── Material provided

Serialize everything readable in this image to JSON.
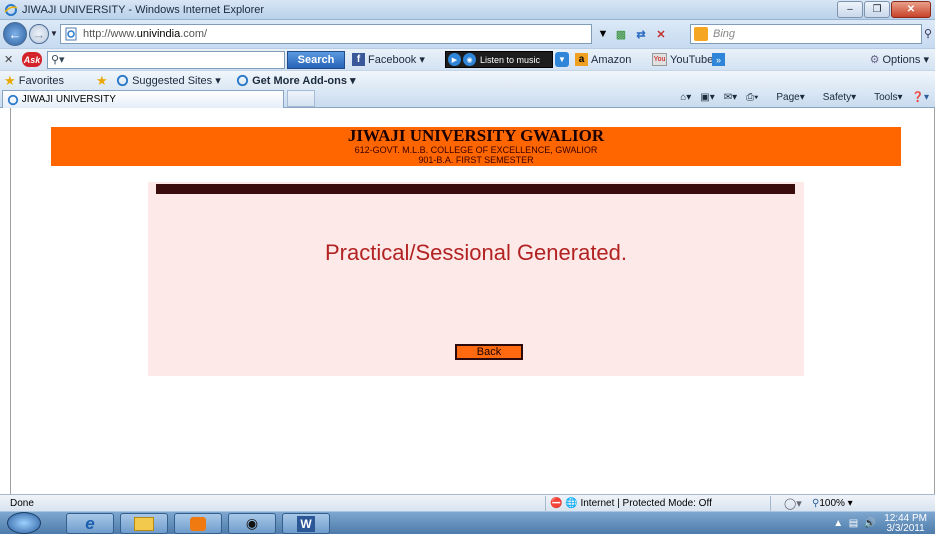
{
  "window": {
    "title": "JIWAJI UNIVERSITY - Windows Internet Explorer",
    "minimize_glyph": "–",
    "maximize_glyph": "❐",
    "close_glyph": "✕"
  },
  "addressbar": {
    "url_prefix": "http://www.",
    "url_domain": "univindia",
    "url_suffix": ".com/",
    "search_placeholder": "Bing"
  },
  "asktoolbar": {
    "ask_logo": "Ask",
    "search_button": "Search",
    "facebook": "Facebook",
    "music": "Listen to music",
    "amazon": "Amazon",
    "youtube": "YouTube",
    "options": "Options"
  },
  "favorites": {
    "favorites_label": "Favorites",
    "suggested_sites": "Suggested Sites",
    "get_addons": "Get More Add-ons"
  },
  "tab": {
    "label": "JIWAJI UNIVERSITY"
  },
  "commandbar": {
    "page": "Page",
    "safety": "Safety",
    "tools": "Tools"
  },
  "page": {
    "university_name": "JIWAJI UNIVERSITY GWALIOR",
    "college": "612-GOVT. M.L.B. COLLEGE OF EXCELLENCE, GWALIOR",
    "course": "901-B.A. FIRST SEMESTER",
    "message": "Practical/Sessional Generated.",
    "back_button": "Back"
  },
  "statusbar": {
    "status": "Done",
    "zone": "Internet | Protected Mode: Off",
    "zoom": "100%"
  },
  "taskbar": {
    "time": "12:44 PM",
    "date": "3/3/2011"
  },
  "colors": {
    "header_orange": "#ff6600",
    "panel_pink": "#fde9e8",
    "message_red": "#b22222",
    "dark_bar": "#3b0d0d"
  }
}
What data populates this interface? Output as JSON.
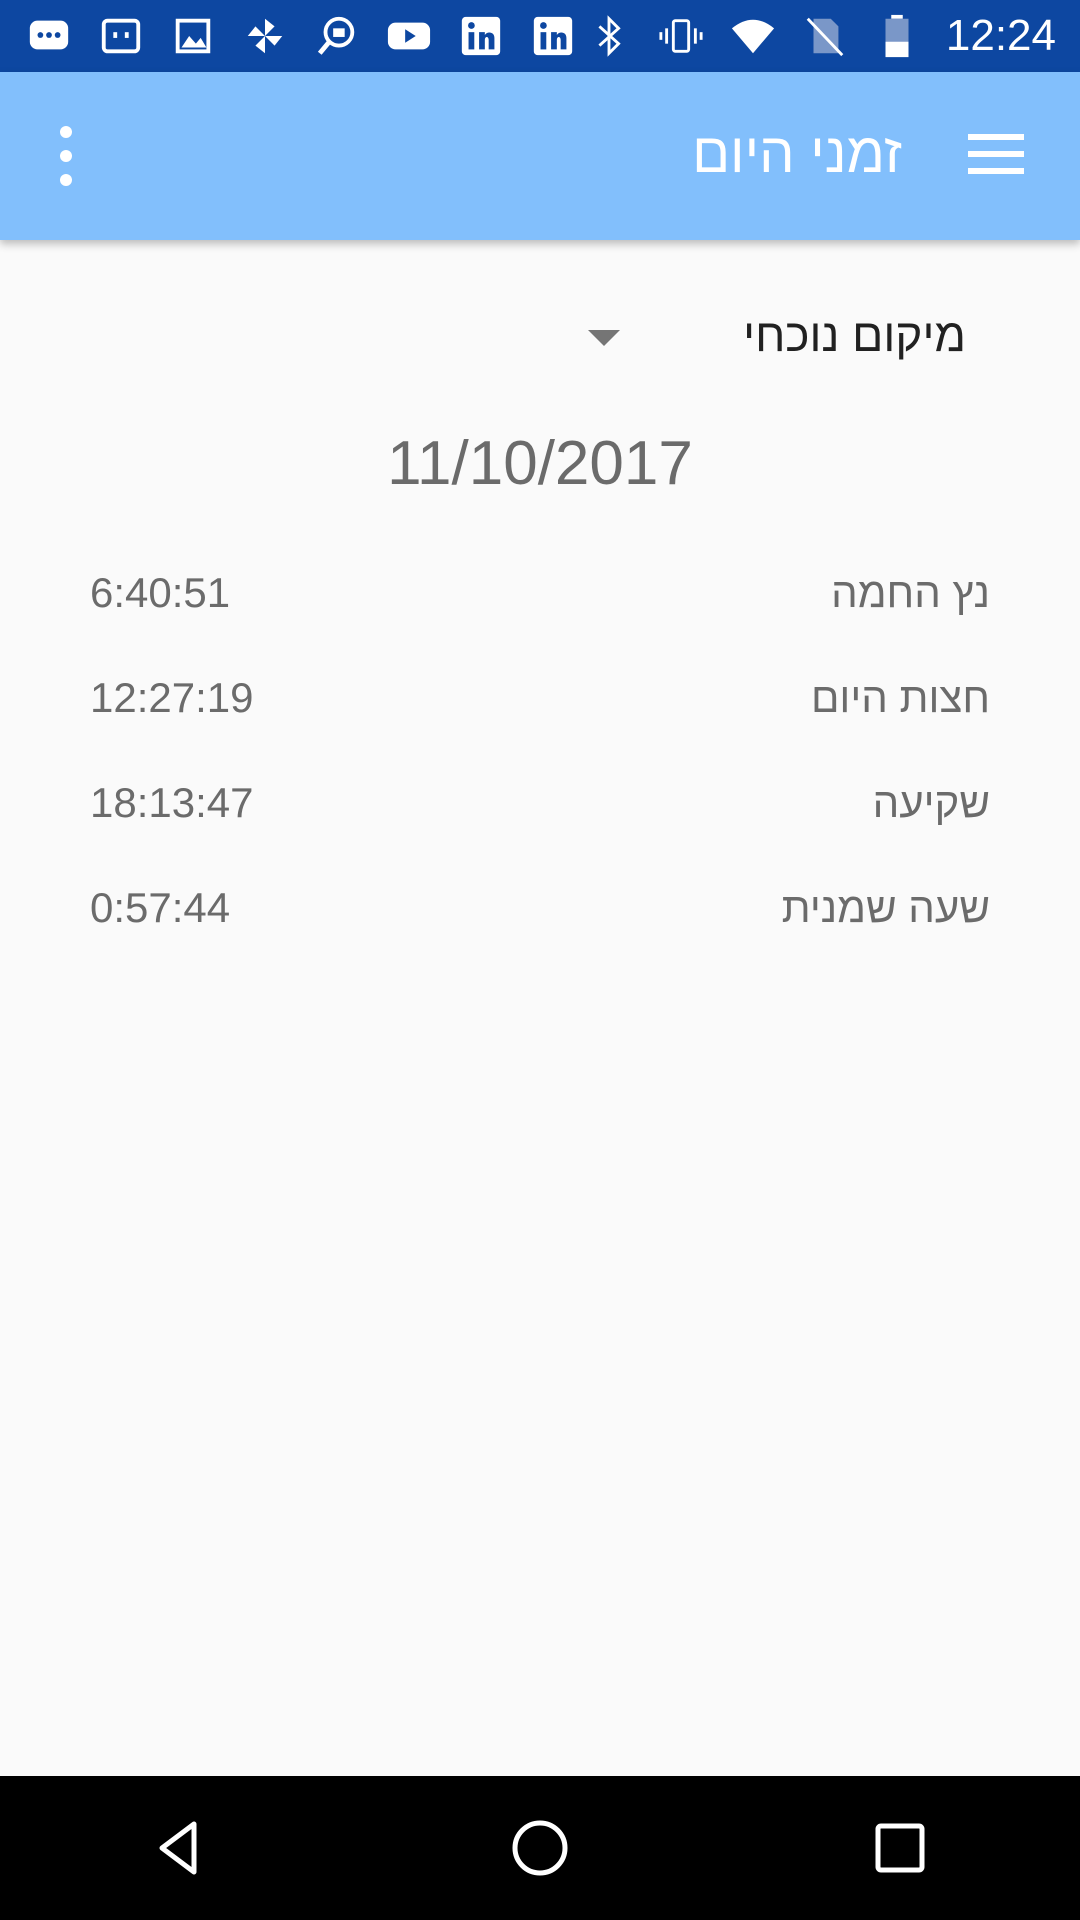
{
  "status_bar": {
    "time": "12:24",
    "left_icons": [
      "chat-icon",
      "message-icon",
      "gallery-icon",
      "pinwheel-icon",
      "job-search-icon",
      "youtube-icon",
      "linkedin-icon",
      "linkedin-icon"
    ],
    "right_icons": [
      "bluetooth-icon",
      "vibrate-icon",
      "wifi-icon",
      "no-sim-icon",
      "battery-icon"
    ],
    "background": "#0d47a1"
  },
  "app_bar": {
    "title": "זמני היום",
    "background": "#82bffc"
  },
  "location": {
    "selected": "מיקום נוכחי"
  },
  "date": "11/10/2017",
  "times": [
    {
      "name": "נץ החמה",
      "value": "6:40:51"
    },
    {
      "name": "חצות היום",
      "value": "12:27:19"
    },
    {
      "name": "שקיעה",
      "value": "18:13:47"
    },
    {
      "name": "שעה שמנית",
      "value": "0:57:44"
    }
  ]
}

────

§ Problem requirements
Look through the material and copy each line that has "Internet".

§ Output for this task
    "title": "JIWAJI UNIVERSITY - Windows Internet Explorer",
    "zone": "Internet | Protected Mode: Off",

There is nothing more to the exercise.